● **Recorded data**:
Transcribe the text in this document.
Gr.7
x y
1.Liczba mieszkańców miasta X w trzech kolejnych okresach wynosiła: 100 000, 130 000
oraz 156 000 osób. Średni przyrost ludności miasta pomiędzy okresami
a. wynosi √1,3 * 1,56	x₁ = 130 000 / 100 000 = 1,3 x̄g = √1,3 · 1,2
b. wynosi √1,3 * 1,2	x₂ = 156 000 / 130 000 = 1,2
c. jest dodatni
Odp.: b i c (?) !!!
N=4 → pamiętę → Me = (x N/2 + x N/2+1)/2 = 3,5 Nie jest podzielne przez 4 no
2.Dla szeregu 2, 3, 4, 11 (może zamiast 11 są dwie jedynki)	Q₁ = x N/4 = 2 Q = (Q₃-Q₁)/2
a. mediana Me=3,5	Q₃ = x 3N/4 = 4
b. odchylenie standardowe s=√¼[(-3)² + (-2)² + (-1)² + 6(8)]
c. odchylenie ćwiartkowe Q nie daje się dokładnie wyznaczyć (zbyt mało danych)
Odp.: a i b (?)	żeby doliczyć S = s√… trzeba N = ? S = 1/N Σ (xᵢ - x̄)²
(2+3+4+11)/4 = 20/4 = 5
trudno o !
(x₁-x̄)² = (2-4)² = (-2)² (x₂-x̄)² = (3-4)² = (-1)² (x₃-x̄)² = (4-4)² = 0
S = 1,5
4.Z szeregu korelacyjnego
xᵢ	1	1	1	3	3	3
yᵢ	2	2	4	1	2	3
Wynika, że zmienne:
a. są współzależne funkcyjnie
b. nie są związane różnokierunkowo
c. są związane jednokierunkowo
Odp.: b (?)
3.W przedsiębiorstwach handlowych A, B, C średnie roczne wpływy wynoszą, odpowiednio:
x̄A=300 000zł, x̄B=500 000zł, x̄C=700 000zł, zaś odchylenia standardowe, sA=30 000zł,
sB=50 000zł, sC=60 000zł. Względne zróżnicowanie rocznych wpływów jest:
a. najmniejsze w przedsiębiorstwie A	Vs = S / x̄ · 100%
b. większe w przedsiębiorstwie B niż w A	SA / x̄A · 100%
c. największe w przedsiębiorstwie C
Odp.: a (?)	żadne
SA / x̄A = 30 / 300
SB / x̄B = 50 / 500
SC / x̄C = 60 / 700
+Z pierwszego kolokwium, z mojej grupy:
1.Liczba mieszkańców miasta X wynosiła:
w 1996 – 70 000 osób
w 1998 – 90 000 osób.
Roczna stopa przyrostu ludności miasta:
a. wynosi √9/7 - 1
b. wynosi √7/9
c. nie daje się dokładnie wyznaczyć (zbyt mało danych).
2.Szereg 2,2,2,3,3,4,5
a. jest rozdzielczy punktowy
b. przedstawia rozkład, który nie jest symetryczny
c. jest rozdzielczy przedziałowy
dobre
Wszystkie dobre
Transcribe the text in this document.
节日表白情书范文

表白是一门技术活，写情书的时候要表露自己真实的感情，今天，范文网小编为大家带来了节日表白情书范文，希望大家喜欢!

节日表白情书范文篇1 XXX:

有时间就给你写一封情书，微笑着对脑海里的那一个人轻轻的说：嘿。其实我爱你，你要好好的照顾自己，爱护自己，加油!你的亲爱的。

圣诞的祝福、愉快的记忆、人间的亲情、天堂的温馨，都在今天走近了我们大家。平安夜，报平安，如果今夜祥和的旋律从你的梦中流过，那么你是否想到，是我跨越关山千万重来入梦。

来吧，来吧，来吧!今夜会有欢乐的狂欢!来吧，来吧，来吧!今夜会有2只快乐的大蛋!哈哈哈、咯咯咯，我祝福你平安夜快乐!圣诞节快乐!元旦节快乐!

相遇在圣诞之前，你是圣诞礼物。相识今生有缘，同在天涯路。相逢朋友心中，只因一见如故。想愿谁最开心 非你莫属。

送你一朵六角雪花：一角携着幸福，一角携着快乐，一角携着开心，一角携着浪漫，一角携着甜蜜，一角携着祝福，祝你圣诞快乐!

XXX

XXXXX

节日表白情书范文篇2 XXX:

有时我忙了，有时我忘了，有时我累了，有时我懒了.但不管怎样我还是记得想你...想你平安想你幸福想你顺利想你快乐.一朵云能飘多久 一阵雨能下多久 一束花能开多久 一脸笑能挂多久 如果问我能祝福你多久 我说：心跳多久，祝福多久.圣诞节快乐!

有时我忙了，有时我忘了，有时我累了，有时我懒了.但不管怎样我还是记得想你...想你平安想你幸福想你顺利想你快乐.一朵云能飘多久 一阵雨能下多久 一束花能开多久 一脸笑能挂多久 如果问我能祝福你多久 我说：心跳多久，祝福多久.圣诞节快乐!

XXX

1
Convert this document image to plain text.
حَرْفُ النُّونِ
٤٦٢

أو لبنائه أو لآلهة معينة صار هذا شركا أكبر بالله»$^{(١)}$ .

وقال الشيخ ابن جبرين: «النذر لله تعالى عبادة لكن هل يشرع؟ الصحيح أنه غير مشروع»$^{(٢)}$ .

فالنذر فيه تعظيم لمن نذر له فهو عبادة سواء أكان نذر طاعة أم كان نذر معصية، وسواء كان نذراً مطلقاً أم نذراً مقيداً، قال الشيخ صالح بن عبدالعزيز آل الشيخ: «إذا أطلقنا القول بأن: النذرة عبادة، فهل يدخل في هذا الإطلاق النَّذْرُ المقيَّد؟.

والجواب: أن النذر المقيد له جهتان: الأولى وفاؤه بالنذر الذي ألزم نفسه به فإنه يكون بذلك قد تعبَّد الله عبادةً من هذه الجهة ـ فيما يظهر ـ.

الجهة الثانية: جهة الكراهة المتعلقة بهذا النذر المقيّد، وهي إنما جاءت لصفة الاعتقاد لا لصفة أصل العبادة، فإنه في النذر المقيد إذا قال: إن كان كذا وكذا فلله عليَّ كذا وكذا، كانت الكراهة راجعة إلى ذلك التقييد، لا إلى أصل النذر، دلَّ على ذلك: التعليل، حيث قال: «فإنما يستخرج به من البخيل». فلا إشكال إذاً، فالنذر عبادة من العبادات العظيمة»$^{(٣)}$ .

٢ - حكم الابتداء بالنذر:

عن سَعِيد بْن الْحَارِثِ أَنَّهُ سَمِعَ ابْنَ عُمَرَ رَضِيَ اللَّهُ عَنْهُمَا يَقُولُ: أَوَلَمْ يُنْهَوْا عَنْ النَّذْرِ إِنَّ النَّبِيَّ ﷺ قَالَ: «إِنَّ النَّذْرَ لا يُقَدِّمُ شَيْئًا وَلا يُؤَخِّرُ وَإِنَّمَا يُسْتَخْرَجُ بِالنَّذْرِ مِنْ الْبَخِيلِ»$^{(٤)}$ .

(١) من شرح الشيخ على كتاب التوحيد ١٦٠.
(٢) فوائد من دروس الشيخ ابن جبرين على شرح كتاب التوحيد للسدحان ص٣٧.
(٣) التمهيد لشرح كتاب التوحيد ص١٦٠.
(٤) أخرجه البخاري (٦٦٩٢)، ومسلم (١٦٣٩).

● **EXERCISE INSTRUCTIONS**:
Only the number is wanted: how many lines of these entries contain the string "odchylenie"?

● **SOLUTION FOR THIS PROBLEM**:
2